═══ STORED DATA ═══
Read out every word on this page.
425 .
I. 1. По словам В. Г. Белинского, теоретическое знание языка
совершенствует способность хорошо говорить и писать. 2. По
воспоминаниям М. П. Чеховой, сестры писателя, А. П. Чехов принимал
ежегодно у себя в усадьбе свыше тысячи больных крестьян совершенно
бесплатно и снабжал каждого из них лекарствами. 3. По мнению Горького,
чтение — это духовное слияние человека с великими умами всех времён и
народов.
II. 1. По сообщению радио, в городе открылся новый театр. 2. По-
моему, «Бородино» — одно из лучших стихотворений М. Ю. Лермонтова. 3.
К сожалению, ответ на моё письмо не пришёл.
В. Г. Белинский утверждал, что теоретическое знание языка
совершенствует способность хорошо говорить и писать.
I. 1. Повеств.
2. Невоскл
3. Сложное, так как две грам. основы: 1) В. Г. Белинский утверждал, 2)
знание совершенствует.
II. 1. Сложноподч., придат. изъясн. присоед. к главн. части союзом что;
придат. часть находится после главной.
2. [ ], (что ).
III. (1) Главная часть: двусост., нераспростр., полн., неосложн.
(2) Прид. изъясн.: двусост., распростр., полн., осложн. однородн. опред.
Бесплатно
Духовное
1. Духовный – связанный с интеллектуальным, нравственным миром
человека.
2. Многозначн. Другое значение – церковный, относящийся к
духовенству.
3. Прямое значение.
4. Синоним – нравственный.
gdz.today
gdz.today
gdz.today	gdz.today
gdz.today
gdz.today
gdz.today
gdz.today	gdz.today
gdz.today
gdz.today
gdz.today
═══
> **YOUR TASK**:
Please reproduce each record precisely as written.

> **ANSWER**:
Read out every word on this page.
425 .
I. 1. По словам В. Г. Белинского, теоретическое знание языка
совершенствует способность хорошо говорить и писать. 2. По
воспоминаниям М. П. Чеховой, сестры писателя, А. П. Чехов принимал
ежегодно у себя в усадьбе свыше тысячи больных крестьян совершенно
бесплатно и снабжал каждого из них лекарствами. 3. По мнению Горького,
чтение — это духовное слияние человека с великими умами всех времён и
народов.
II. 1. По сообщению радио, в городе открылся новый театр. 2. По-
моему, «Бородино» — одно из лучших стихотворений М. Ю. Лермонтова. 3.
К сожалению, ответ на моё письмо не пришёл.
В. Г. Белинский утверждал, что теоретическое знание языка
совершенствует способность хорошо говорить и писать.
I. 1. Повеств.
2. Невоскл
3. Сложное, так как две грам. основы: 1) В. Г. Белинский утверждал, 2)
знание совершенствует.
II. 1. Сложноподч., придат. изъясн. присоед. к главн. части союзом что;
придат. часть находится после главной.
2. [ ], (что ).
III. (1) Главная часть: двусост., нераспростр., полн., неосложн.
(2) Прид. изъясн.: двусост., распростр., полн., осложн. однородн. опред.
Бесплатно
Духовное
1. Духовный – связанный с интеллектуальным, нравственным миром
человека.
2. Многозначн. Другое значение – церковный, относящийся к
духовенству.
3. Прямое значение.
4. Синоним – нравственный.
gdz.today
gdz.today
gdz.today	gdz.today
gdz.today
gdz.today
gdz.today
gdz.today	gdz.today
gdz.today
gdz.today
gdz.today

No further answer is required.